>> begin Provided information

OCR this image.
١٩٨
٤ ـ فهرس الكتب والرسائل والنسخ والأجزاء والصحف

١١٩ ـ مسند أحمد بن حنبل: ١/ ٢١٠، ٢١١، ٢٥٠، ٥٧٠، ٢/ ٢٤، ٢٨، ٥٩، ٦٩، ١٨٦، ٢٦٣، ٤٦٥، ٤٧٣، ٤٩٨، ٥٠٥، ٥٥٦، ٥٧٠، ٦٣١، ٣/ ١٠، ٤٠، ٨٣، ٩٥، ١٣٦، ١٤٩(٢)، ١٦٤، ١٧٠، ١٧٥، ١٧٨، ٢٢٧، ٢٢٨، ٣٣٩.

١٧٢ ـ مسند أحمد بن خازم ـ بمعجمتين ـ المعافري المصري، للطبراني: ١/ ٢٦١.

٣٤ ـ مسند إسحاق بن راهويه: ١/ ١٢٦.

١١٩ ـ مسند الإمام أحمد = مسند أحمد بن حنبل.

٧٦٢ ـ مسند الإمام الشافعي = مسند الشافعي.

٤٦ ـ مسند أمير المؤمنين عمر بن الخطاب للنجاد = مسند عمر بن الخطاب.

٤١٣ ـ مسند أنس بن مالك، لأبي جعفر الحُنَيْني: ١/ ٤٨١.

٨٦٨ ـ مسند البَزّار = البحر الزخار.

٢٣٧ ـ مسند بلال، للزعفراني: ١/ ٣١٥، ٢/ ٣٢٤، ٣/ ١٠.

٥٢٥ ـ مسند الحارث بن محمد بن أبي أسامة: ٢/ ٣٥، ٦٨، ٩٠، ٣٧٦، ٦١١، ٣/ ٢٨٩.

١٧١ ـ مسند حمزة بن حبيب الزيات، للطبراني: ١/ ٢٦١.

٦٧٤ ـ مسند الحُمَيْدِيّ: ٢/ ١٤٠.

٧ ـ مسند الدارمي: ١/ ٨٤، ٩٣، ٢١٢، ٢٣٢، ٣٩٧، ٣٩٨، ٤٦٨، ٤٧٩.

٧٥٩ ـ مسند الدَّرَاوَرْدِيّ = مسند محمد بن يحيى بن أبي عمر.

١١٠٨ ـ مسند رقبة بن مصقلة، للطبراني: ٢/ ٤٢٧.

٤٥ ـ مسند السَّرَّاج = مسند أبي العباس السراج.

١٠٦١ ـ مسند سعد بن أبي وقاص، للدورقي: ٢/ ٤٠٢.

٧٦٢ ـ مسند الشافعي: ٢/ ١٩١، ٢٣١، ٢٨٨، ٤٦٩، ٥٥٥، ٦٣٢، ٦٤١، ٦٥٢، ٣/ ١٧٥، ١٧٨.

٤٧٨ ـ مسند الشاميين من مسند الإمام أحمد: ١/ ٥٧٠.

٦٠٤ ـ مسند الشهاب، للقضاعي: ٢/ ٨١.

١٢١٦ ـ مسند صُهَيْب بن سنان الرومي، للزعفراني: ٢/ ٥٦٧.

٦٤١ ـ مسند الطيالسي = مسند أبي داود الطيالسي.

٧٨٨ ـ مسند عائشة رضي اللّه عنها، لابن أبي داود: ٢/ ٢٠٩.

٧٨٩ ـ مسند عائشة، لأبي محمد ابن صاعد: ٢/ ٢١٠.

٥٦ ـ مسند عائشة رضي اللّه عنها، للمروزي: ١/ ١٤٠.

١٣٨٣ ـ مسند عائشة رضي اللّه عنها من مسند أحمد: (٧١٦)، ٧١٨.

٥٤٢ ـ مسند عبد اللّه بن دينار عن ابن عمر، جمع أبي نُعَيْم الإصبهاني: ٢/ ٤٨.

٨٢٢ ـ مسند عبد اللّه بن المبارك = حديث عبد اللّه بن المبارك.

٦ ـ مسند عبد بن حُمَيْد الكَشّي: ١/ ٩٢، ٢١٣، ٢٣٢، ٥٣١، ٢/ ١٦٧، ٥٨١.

>> end Provided information
>> begin Provided information

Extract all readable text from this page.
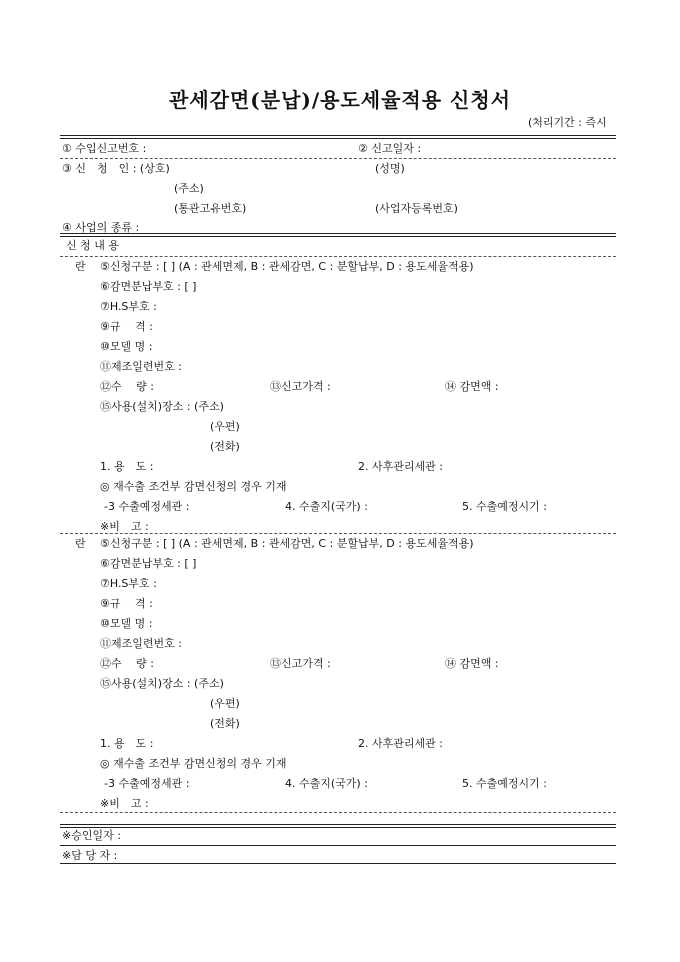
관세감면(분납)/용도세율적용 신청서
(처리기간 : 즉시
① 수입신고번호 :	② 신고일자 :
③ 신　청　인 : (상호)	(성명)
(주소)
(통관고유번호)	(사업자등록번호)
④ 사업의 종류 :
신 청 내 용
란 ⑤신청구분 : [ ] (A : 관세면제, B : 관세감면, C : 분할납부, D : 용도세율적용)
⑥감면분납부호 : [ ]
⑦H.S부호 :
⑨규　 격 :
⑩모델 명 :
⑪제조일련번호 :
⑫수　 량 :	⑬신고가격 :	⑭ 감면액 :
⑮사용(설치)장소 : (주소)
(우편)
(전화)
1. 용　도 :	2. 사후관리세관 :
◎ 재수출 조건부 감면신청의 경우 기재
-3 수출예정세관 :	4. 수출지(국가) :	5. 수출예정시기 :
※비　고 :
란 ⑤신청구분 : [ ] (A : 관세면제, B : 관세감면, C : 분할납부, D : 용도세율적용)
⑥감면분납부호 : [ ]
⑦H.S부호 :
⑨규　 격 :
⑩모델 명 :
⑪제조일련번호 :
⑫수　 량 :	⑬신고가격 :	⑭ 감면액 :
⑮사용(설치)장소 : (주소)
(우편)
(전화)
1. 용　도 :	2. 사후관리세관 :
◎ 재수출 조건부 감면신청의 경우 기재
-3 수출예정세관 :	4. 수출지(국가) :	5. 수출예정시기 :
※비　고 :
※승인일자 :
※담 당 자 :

>> end Provided information
>> begin Provided information

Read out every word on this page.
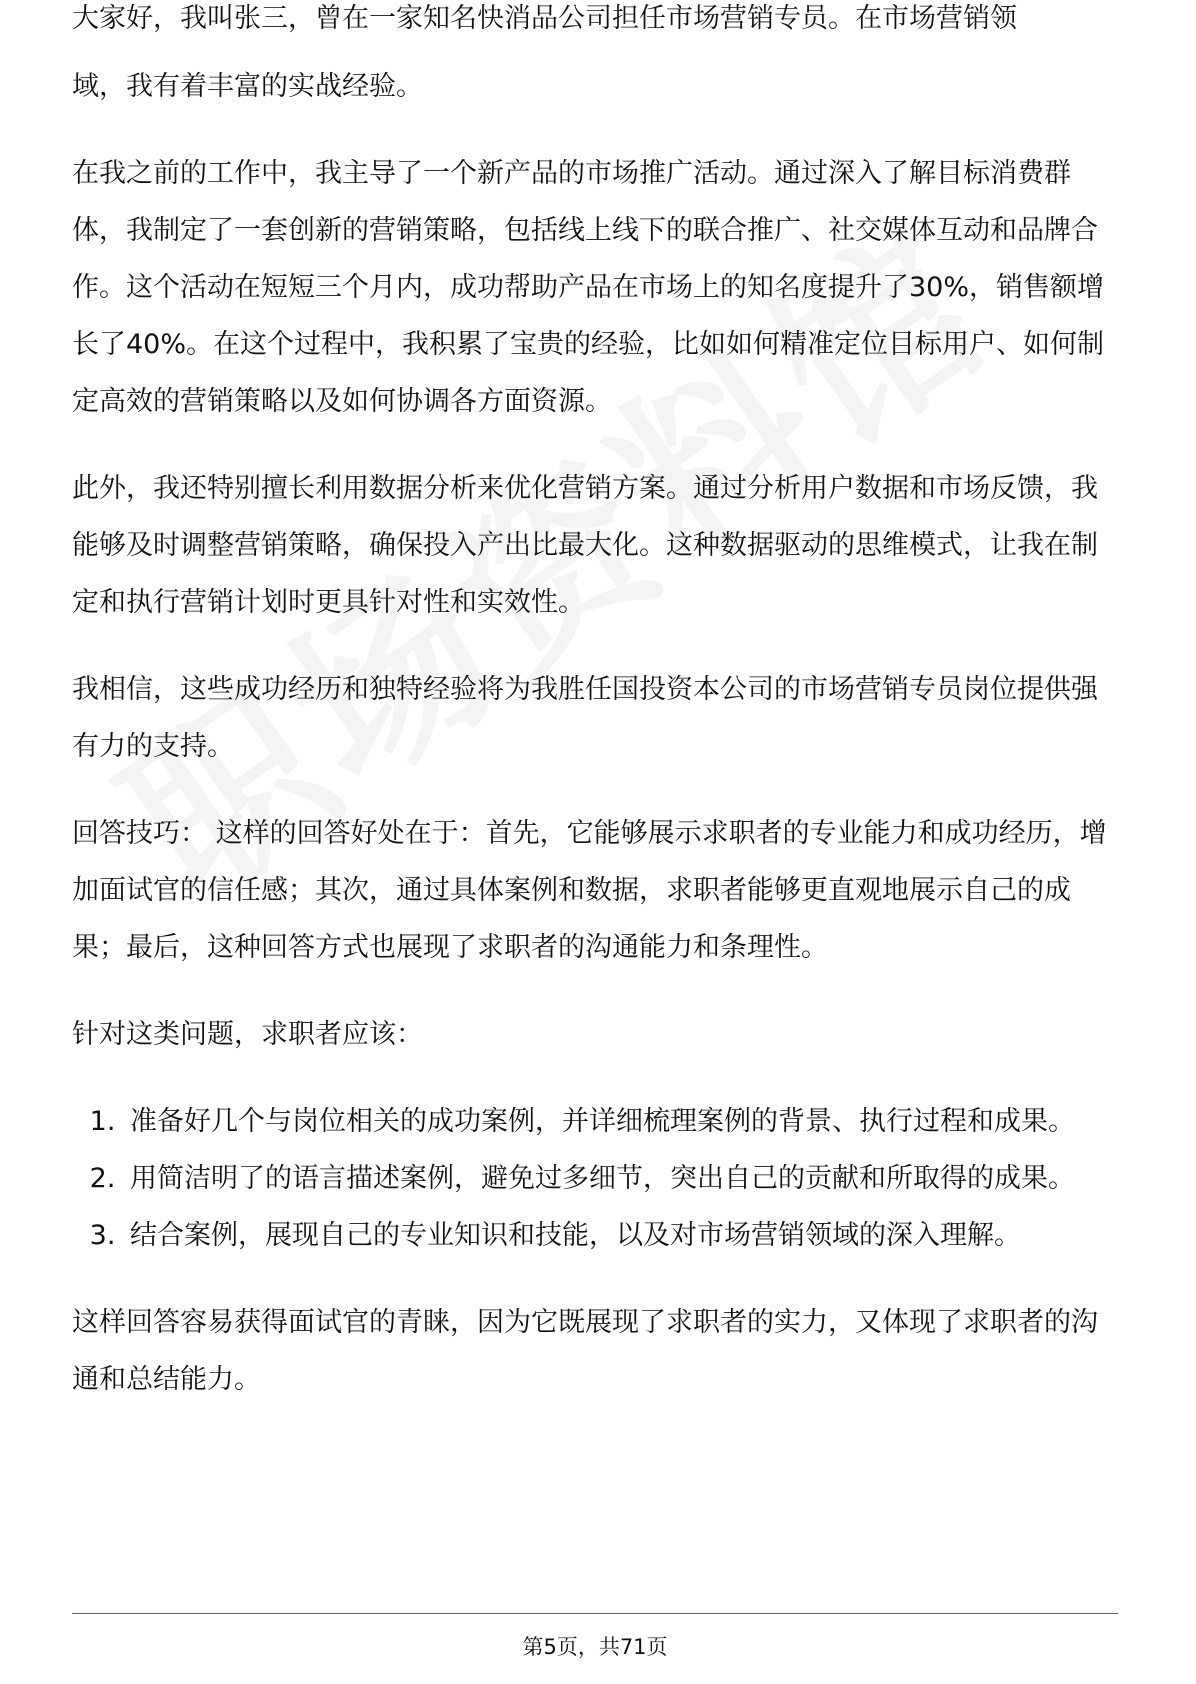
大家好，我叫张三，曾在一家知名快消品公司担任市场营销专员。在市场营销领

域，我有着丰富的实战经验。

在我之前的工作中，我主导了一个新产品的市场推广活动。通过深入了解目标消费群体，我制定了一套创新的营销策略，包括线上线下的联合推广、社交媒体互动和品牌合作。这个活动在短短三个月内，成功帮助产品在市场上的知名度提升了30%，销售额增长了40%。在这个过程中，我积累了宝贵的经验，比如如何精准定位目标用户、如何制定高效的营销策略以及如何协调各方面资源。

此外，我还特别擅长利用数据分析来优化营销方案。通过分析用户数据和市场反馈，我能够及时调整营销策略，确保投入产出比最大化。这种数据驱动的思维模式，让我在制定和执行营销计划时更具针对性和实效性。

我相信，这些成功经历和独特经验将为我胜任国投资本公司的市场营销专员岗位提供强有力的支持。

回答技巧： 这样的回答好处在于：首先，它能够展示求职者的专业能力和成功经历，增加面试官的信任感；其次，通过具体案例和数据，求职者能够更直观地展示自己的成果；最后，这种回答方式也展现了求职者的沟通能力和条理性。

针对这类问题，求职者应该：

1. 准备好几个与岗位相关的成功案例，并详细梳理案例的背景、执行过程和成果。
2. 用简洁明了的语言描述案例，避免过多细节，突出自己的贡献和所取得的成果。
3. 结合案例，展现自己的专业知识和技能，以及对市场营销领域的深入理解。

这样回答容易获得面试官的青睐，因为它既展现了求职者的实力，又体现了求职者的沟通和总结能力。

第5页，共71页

>> end Provided information

Job
Copy out all lines that carry the word "الإمام".

Finished answer
١١٩ ـ مسند الإمام أحمد = مسند أحمد بن حنبل.
٧٦٢ ـ مسند الإمام الشافعي = مسند الشافعي.
٤٧٨ ـ مسند الشاميين من مسند الإمام أحمد: ١/ ٥٧٠.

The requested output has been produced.